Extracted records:

= = =

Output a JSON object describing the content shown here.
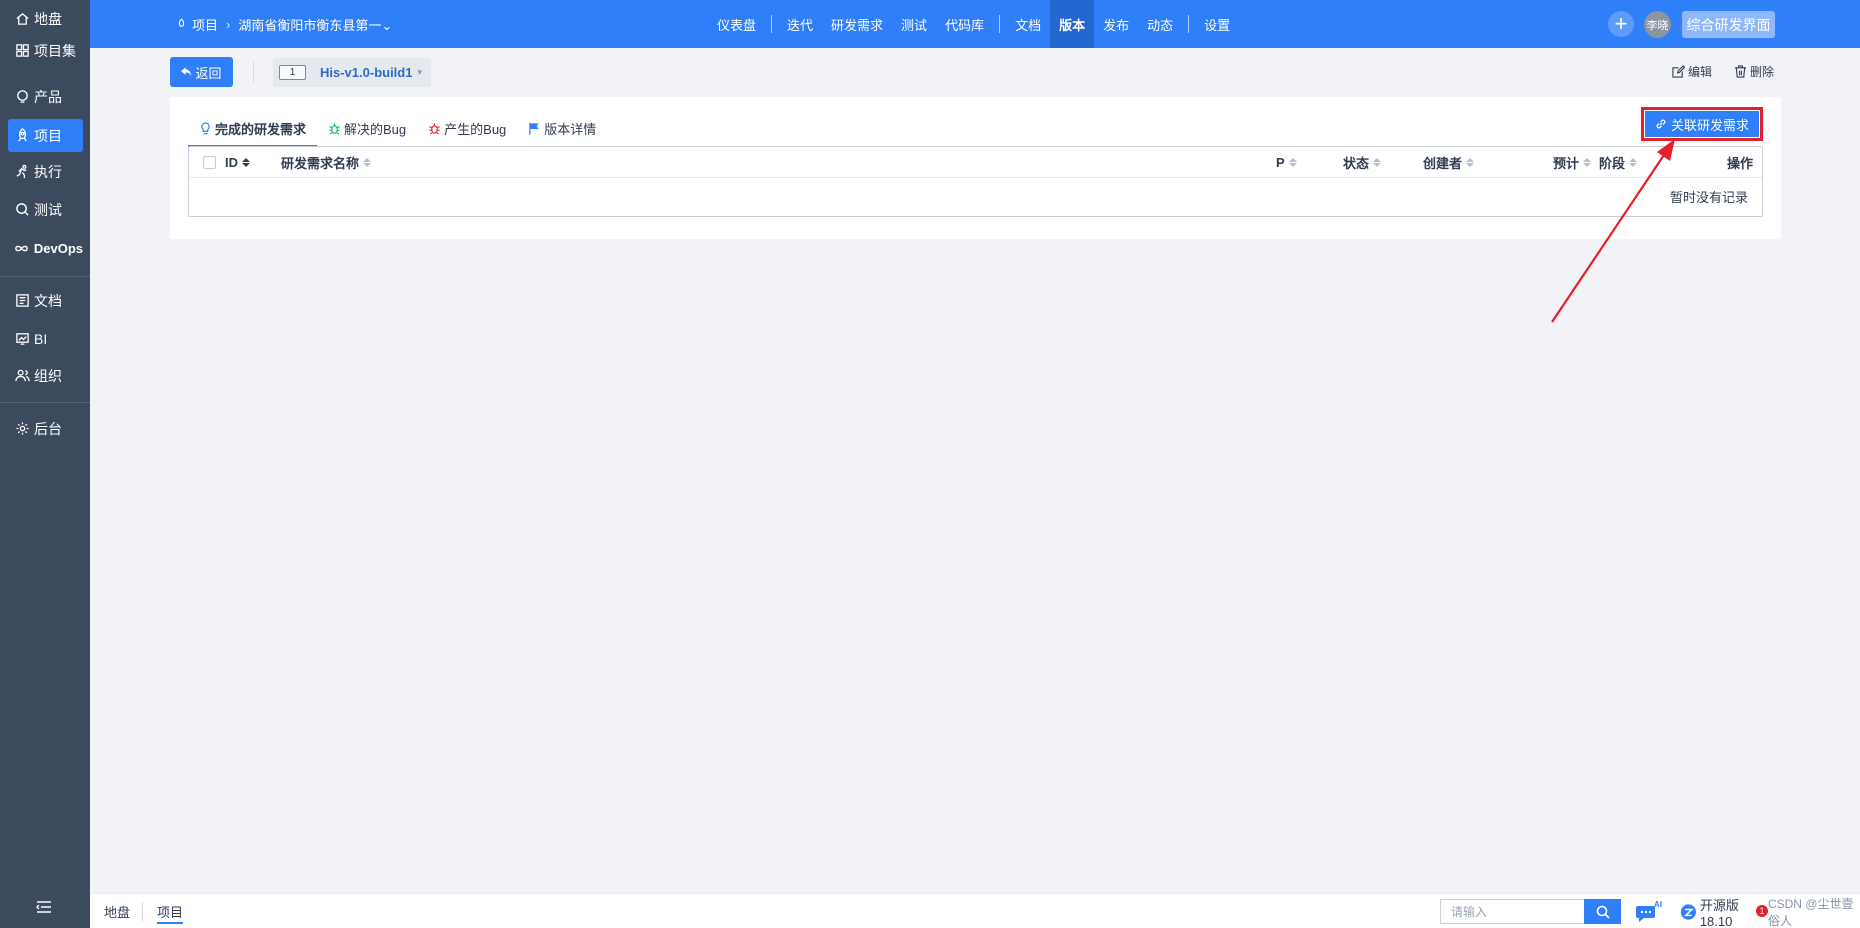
{
  "sidebar": {
    "items": [
      {
        "label": "地盘",
        "icon": "home-icon"
      },
      {
        "label": "项目集",
        "icon": "grid-icon"
      },
      {
        "label": "产品",
        "icon": "bulb-icon"
      },
      {
        "label": "项目",
        "icon": "rocket-icon"
      },
      {
        "label": "执行",
        "icon": "run-icon"
      },
      {
        "label": "测试",
        "icon": "search-bug-icon"
      },
      {
        "label": "DevOps",
        "icon": "infinity-icon"
      },
      {
        "label": "文档",
        "icon": "doc-icon"
      },
      {
        "label": "BI",
        "icon": "chart-monitor-icon"
      },
      {
        "label": "组织",
        "icon": "people-icon"
      },
      {
        "label": "后台",
        "icon": "gear-icon"
      }
    ],
    "active_index": 3
  },
  "header": {
    "breadcrumb_root": "项目",
    "breadcrumb_project": "湖南省衡阳市衡东县第一⌄",
    "nav": [
      {
        "label": "仪表盘"
      },
      {
        "label": "迭代"
      },
      {
        "label": "研发需求"
      },
      {
        "label": "测试"
      },
      {
        "label": "代码库"
      },
      {
        "label": "文档"
      },
      {
        "label": "版本"
      },
      {
        "label": "发布"
      },
      {
        "label": "动态"
      },
      {
        "label": "设置"
      }
    ],
    "active_nav": "版本",
    "plus_label": "+",
    "avatar_label": "李晓",
    "overview_label": "综合研发界面"
  },
  "toolbar": {
    "back_label": "返回",
    "build_number": "1",
    "build_name": "His-v1.0-build1",
    "edit_label": "编辑",
    "delete_label": "删除"
  },
  "tabs": [
    {
      "label": "完成的研发需求",
      "icon": "bulb-icon",
      "icon_color": "#2e7ff8"
    },
    {
      "label": "解决的Bug",
      "icon": "bug-icon",
      "icon_color": "#17b26a"
    },
    {
      "label": "产生的Bug",
      "icon": "bug-icon",
      "icon_color": "#e5202a"
    },
    {
      "label": "版本详情",
      "icon": "flag-icon",
      "icon_color": "#2e7ff8"
    }
  ],
  "link_button_label": "关联研发需求",
  "table": {
    "columns": {
      "id": "ID",
      "name": "研发需求名称",
      "priority": "P",
      "status": "状态",
      "creator": "创建者",
      "estimate": "预计",
      "stage": "阶段",
      "actions": "操作"
    },
    "empty_text": "暂时没有记录"
  },
  "footer": {
    "breadcrumb_home": "地盘",
    "breadcrumb_current": "项目",
    "search_placeholder": "请输入",
    "ai_label": "AI",
    "brand_text": "开源版18.10",
    "watermark": "CSDN @尘世壹俗人",
    "badge": "1"
  },
  "colors": {
    "accent": "#2e7ff8",
    "sidebar_bg": "#3c4a5e",
    "annotation_red": "#e5202a"
  }
}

= = =

● **Task objective**:
Write out the material above once more, exactly as it reads, with no pictures.

● **Full solution**:
Output a JSON object describing the content shown here.
{
  "sidebar": {
    "items": [
      {
        "label": "地盘",
        "icon": "home-icon"
      },
      {
        "label": "项目集",
        "icon": "grid-icon"
      },
      {
        "label": "产品",
        "icon": "bulb-icon"
      },
      {
        "label": "项目",
        "icon": "rocket-icon"
      },
      {
        "label": "执行",
        "icon": "run-icon"
      },
      {
        "label": "测试",
        "icon": "search-bug-icon"
      },
      {
        "label": "DevOps",
        "icon": "infinity-icon"
      },
      {
        "label": "文档",
        "icon": "doc-icon"
      },
      {
        "label": "BI",
        "icon": "chart-monitor-icon"
      },
      {
        "label": "组织",
        "icon": "people-icon"
      },
      {
        "label": "后台",
        "icon": "gear-icon"
      }
    ],
    "active_index": 3
  },
  "header": {
    "breadcrumb_root": "项目",
    "breadcrumb_project": "湖南省衡阳市衡东县第一⌄",
    "nav": [
      {
        "label": "仪表盘"
      },
      {
        "label": "迭代"
      },
      {
        "label": "研发需求"
      },
      {
        "label": "测试"
      },
      {
        "label": "代码库"
      },
      {
        "label": "文档"
      },
      {
        "label": "版本"
      },
      {
        "label": "发布"
      },
      {
        "label": "动态"
      },
      {
        "label": "设置"
      }
    ],
    "active_nav": "版本",
    "plus_label": "+",
    "avatar_label": "李晓",
    "overview_label": "综合研发界面"
  },
  "toolbar": {
    "back_label": "返回",
    "build_number": "1",
    "build_name": "His-v1.0-build1",
    "edit_label": "编辑",
    "delete_label": "删除"
  },
  "tabs": [
    {
      "label": "完成的研发需求",
      "icon": "bulb-icon",
      "icon_color": "#2e7ff8"
    },
    {
      "label": "解决的Bug",
      "icon": "bug-icon",
      "icon_color": "#17b26a"
    },
    {
      "label": "产生的Bug",
      "icon": "bug-icon",
      "icon_color": "#e5202a"
    },
    {
      "label": "版本详情",
      "icon": "flag-icon",
      "icon_color": "#2e7ff8"
    }
  ],
  "link_button_label": "关联研发需求",
  "table": {
    "columns": {
      "id": "ID",
      "name": "研发需求名称",
      "priority": "P",
      "status": "状态",
      "creator": "创建者",
      "estimate": "预计",
      "stage": "阶段",
      "actions": "操作"
    },
    "empty_text": "暂时没有记录"
  },
  "footer": {
    "breadcrumb_home": "地盘",
    "breadcrumb_current": "项目",
    "search_placeholder": "请输入",
    "ai_label": "AI",
    "brand_text": "开源版18.10",
    "watermark": "CSDN @尘世壹俗人",
    "badge": "1"
  },
  "colors": {
    "accent": "#2e7ff8",
    "sidebar_bg": "#3c4a5e",
    "annotation_red": "#e5202a"
  }
}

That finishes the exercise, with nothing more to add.